### Task details
Without including any pictures, copy each entry below exactly.

-- Begin --

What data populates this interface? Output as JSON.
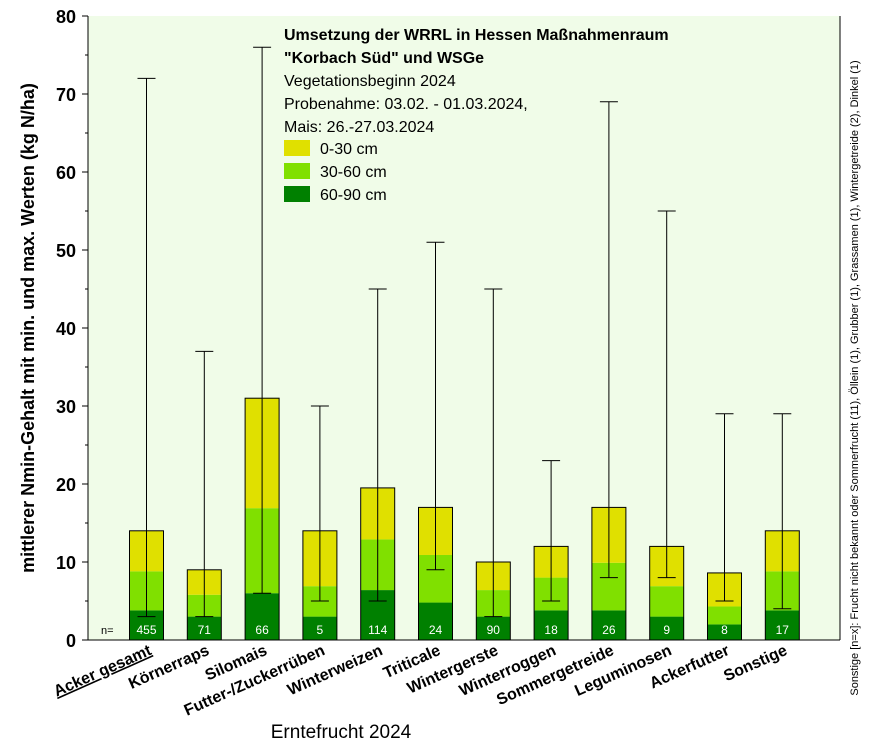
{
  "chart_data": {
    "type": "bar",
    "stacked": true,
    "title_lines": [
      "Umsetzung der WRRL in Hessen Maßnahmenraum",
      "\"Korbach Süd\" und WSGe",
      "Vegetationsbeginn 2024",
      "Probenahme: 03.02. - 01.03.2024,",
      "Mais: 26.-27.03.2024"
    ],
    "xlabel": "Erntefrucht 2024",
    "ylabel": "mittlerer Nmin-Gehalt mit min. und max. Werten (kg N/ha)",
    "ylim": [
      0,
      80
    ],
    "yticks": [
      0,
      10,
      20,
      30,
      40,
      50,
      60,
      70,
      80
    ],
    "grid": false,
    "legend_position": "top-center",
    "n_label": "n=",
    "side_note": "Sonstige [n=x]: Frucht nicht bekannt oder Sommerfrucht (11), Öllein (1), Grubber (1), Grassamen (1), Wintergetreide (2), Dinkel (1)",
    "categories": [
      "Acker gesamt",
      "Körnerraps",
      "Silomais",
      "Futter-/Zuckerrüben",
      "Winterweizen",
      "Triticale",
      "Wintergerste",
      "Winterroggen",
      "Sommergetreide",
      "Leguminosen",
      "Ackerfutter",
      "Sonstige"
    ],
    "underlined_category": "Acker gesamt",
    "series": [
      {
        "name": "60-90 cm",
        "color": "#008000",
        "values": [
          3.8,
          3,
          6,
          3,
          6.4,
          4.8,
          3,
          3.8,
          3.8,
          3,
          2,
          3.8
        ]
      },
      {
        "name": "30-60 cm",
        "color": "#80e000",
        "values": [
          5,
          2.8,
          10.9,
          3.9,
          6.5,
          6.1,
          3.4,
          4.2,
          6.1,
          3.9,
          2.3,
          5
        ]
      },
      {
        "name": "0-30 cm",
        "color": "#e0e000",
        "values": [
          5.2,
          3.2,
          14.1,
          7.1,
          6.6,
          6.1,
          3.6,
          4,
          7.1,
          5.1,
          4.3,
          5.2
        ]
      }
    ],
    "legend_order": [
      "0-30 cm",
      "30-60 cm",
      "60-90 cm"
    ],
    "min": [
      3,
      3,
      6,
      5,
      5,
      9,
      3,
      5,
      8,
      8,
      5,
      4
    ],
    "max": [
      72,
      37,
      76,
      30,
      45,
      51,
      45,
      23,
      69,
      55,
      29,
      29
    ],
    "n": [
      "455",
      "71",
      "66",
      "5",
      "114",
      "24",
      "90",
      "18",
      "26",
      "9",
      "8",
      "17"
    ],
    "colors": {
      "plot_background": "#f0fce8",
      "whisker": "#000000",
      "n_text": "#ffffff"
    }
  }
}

-- End --

### Written solution
What data populates this interface? Output as JSON.
{
  "chart_data": {
    "type": "bar",
    "stacked": true,
    "title_lines": [
      "Umsetzung der WRRL in Hessen Maßnahmenraum",
      "\"Korbach Süd\" und WSGe",
      "Vegetationsbeginn 2024",
      "Probenahme: 03.02. - 01.03.2024,",
      "Mais: 26.-27.03.2024"
    ],
    "xlabel": "Erntefrucht 2024",
    "ylabel": "mittlerer Nmin-Gehalt mit min. und max. Werten (kg N/ha)",
    "ylim": [
      0,
      80
    ],
    "yticks": [
      0,
      10,
      20,
      30,
      40,
      50,
      60,
      70,
      80
    ],
    "grid": false,
    "legend_position": "top-center",
    "n_label": "n=",
    "side_note": "Sonstige [n=x]: Frucht nicht bekannt oder Sommerfrucht (11), Öllein (1), Grubber (1), Grassamen (1), Wintergetreide (2), Dinkel (1)",
    "categories": [
      "Acker gesamt",
      "Körnerraps",
      "Silomais",
      "Futter-/Zuckerrüben",
      "Winterweizen",
      "Triticale",
      "Wintergerste",
      "Winterroggen",
      "Sommergetreide",
      "Leguminosen",
      "Ackerfutter",
      "Sonstige"
    ],
    "underlined_category": "Acker gesamt",
    "series": [
      {
        "name": "60-90 cm",
        "color": "#008000",
        "values": [
          3.8,
          3,
          6,
          3,
          6.4,
          4.8,
          3,
          3.8,
          3.8,
          3,
          2,
          3.8
        ]
      },
      {
        "name": "30-60 cm",
        "color": "#80e000",
        "values": [
          5,
          2.8,
          10.9,
          3.9,
          6.5,
          6.1,
          3.4,
          4.2,
          6.1,
          3.9,
          2.3,
          5
        ]
      },
      {
        "name": "0-30 cm",
        "color": "#e0e000",
        "values": [
          5.2,
          3.2,
          14.1,
          7.1,
          6.6,
          6.1,
          3.6,
          4,
          7.1,
          5.1,
          4.3,
          5.2
        ]
      }
    ],
    "legend_order": [
      "0-30 cm",
      "30-60 cm",
      "60-90 cm"
    ],
    "min": [
      3,
      3,
      6,
      5,
      5,
      9,
      3,
      5,
      8,
      8,
      5,
      4
    ],
    "max": [
      72,
      37,
      76,
      30,
      45,
      51,
      45,
      23,
      69,
      55,
      29,
      29
    ],
    "n": [
      "455",
      "71",
      "66",
      "5",
      "114",
      "24",
      "90",
      "18",
      "26",
      "9",
      "8",
      "17"
    ],
    "colors": {
      "plot_background": "#f0fce8",
      "whisker": "#000000",
      "n_text": "#ffffff"
    }
  }
}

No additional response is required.